*Directions:* Output all of the records exactly as written.

*Information provided:*
——————————

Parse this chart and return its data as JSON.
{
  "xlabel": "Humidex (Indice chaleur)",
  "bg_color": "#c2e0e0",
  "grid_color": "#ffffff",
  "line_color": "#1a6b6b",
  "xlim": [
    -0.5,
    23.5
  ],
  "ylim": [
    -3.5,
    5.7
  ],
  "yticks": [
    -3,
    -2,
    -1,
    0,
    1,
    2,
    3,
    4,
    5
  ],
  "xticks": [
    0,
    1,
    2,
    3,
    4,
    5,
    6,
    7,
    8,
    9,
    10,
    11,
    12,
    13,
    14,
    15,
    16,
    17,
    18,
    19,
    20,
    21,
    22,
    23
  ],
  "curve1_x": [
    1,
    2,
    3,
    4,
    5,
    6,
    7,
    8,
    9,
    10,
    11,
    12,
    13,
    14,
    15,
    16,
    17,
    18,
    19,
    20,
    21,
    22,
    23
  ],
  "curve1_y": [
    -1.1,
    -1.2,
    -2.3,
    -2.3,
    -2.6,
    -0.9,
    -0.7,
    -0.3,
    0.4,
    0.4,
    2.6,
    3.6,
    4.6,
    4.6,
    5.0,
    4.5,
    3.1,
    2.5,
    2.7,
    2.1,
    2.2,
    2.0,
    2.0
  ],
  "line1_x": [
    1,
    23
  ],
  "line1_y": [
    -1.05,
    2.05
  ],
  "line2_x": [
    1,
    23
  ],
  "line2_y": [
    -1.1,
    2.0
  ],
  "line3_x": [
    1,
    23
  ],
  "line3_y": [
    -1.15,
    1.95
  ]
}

——————————

*Worked answer:*
Parse this chart and return its data as JSON.
{
  "xlabel": "Humidex (Indice chaleur)",
  "bg_color": "#c2e0e0",
  "grid_color": "#ffffff",
  "line_color": "#1a6b6b",
  "xlim": [
    -0.5,
    23.5
  ],
  "ylim": [
    -3.5,
    5.7
  ],
  "yticks": [
    -3,
    -2,
    -1,
    0,
    1,
    2,
    3,
    4,
    5
  ],
  "xticks": [
    0,
    1,
    2,
    3,
    4,
    5,
    6,
    7,
    8,
    9,
    10,
    11,
    12,
    13,
    14,
    15,
    16,
    17,
    18,
    19,
    20,
    21,
    22,
    23
  ],
  "curve1_x": [
    1,
    2,
    3,
    4,
    5,
    6,
    7,
    8,
    9,
    10,
    11,
    12,
    13,
    14,
    15,
    16,
    17,
    18,
    19,
    20,
    21,
    22,
    23
  ],
  "curve1_y": [
    -1.1,
    -1.2,
    -2.3,
    -2.3,
    -2.6,
    -0.9,
    -0.7,
    -0.3,
    0.4,
    0.4,
    2.6,
    3.6,
    4.6,
    4.6,
    5.0,
    4.5,
    3.1,
    2.5,
    2.7,
    2.1,
    2.2,
    2.0,
    2.0
  ],
  "line1_x": [
    1,
    23
  ],
  "line1_y": [
    -1.05,
    2.05
  ],
  "line2_x": [
    1,
    23
  ],
  "line2_y": [
    -1.1,
    2.0
  ],
  "line3_x": [
    1,
    23
  ],
  "line3_y": [
    -1.15,
    1.95
  ]
}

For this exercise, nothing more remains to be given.